═══ DATA SHOWN ═══

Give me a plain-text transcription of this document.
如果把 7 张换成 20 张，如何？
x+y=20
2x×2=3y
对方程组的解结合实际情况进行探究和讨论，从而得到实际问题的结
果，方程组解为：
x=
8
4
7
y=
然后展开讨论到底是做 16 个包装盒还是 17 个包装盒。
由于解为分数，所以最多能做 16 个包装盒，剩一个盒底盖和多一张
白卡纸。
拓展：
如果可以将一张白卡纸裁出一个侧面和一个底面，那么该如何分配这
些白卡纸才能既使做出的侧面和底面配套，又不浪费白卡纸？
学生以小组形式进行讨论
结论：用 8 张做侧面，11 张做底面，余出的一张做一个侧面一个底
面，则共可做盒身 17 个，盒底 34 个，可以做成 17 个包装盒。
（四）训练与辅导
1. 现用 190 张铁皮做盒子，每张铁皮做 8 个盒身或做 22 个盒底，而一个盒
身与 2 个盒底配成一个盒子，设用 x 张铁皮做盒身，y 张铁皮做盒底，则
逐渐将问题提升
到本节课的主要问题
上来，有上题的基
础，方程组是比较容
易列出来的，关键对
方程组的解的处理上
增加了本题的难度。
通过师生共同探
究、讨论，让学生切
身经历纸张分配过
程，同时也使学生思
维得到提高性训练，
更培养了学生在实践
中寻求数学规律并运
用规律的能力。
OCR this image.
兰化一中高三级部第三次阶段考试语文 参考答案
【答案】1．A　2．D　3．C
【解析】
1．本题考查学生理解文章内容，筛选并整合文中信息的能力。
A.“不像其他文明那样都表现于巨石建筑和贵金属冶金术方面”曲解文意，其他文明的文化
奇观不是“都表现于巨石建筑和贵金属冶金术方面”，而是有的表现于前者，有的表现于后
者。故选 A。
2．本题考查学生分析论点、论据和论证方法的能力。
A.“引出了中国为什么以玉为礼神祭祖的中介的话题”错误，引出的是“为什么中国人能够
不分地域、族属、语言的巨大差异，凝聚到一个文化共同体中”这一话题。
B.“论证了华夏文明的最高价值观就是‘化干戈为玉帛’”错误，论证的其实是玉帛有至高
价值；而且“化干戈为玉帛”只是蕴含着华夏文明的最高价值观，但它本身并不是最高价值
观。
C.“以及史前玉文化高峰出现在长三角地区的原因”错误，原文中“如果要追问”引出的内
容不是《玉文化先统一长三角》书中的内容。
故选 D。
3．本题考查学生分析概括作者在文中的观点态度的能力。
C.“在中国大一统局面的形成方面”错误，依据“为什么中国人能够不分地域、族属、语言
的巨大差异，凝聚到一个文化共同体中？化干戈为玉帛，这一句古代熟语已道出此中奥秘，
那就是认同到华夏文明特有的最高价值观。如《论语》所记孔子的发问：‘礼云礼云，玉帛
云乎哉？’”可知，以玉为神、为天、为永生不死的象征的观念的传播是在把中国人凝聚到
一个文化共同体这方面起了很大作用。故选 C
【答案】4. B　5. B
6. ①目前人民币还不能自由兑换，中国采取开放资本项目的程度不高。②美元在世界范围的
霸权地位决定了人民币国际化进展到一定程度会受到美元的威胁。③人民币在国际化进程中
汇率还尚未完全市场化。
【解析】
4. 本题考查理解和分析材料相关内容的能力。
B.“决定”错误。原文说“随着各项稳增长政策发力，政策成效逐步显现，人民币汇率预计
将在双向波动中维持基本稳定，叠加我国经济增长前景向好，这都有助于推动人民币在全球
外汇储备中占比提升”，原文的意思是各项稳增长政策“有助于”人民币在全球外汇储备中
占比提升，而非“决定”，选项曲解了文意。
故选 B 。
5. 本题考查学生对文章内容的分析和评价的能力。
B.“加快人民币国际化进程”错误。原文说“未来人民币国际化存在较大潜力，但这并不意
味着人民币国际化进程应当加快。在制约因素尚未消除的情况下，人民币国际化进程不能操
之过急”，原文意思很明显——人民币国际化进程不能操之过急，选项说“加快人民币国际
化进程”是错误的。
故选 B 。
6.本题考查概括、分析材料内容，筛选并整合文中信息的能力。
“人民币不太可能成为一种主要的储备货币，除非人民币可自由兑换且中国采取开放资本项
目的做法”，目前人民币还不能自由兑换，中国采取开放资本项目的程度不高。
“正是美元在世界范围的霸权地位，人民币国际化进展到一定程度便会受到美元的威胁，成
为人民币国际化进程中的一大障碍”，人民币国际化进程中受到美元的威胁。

═══

**TASK**
Return the listing above word for word.

**SOLUTION FOR THIS TASK**
Give me a plain-text transcription of this document.
如果把 7 张换成 20 张，如何？
x+y=20
2x×2=3y
对方程组的解结合实际情况进行探究和讨论，从而得到实际问题的结
果，方程组解为：
x=
8
4
7
y=
然后展开讨论到底是做 16 个包装盒还是 17 个包装盒。
由于解为分数，所以最多能做 16 个包装盒，剩一个盒底盖和多一张
白卡纸。
拓展：
如果可以将一张白卡纸裁出一个侧面和一个底面，那么该如何分配这
些白卡纸才能既使做出的侧面和底面配套，又不浪费白卡纸？
学生以小组形式进行讨论
结论：用 8 张做侧面，11 张做底面，余出的一张做一个侧面一个底
面，则共可做盒身 17 个，盒底 34 个，可以做成 17 个包装盒。
（四）训练与辅导
1. 现用 190 张铁皮做盒子，每张铁皮做 8 个盒身或做 22 个盒底，而一个盒
身与 2 个盒底配成一个盒子，设用 x 张铁皮做盒身，y 张铁皮做盒底，则
逐渐将问题提升
到本节课的主要问题
上来，有上题的基
础，方程组是比较容
易列出来的，关键对
方程组的解的处理上
增加了本题的难度。
通过师生共同探
究、讨论，让学生切
身经历纸张分配过
程，同时也使学生思
维得到提高性训练，
更培养了学生在实践
中寻求数学规律并运
用规律的能力。
OCR this image.
兰化一中高三级部第三次阶段考试语文 参考答案
【答案】1．A　2．D　3．C
【解析】
1．本题考查学生理解文章内容，筛选并整合文中信息的能力。
A.“不像其他文明那样都表现于巨石建筑和贵金属冶金术方面”曲解文意，其他文明的文化
奇观不是“都表现于巨石建筑和贵金属冶金术方面”，而是有的表现于前者，有的表现于后
者。故选 A。
2．本题考查学生分析论点、论据和论证方法的能力。
A.“引出了中国为什么以玉为礼神祭祖的中介的话题”错误，引出的是“为什么中国人能够
不分地域、族属、语言的巨大差异，凝聚到一个文化共同体中”这一话题。
B.“论证了华夏文明的最高价值观就是‘化干戈为玉帛’”错误，论证的其实是玉帛有至高
价值；而且“化干戈为玉帛”只是蕴含着华夏文明的最高价值观，但它本身并不是最高价值
观。
C.“以及史前玉文化高峰出现在长三角地区的原因”错误，原文中“如果要追问”引出的内
容不是《玉文化先统一长三角》书中的内容。
故选 D。
3．本题考查学生分析概括作者在文中的观点态度的能力。
C.“在中国大一统局面的形成方面”错误，依据“为什么中国人能够不分地域、族属、语言
的巨大差异，凝聚到一个文化共同体中？化干戈为玉帛，这一句古代熟语已道出此中奥秘，
那就是认同到华夏文明特有的最高价值观。如《论语》所记孔子的发问：‘礼云礼云，玉帛
云乎哉？’”可知，以玉为神、为天、为永生不死的象征的观念的传播是在把中国人凝聚到
一个文化共同体这方面起了很大作用。故选 C
【答案】4. B　5. B
6. ①目前人民币还不能自由兑换，中国采取开放资本项目的程度不高。②美元在世界范围的
霸权地位决定了人民币国际化进展到一定程度会受到美元的威胁。③人民币在国际化进程中
汇率还尚未完全市场化。
【解析】
4. 本题考查理解和分析材料相关内容的能力。
B.“决定”错误。原文说“随着各项稳增长政策发力，政策成效逐步显现，人民币汇率预计
将在双向波动中维持基本稳定，叠加我国经济增长前景向好，这都有助于推动人民币在全球
外汇储备中占比提升”，原文的意思是各项稳增长政策“有助于”人民币在全球外汇储备中
占比提升，而非“决定”，选项曲解了文意。
故选 B 。
5. 本题考查学生对文章内容的分析和评价的能力。
B.“加快人民币国际化进程”错误。原文说“未来人民币国际化存在较大潜力，但这并不意
味着人民币国际化进程应当加快。在制约因素尚未消除的情况下，人民币国际化进程不能操
之过急”，原文意思很明显——人民币国际化进程不能操之过急，选项说“加快人民币国际
化进程”是错误的。
故选 B 。
6.本题考查概括、分析材料内容，筛选并整合文中信息的能力。
“人民币不太可能成为一种主要的储备货币，除非人民币可自由兑换且中国采取开放资本项
目的做法”，目前人民币还不能自由兑换，中国采取开放资本项目的程度不高。
“正是美元在世界范围的霸权地位，人民币国际化进展到一定程度便会受到美元的威胁，成
为人民币国际化进程中的一大障碍”，人民币国际化进程中受到美元的威胁。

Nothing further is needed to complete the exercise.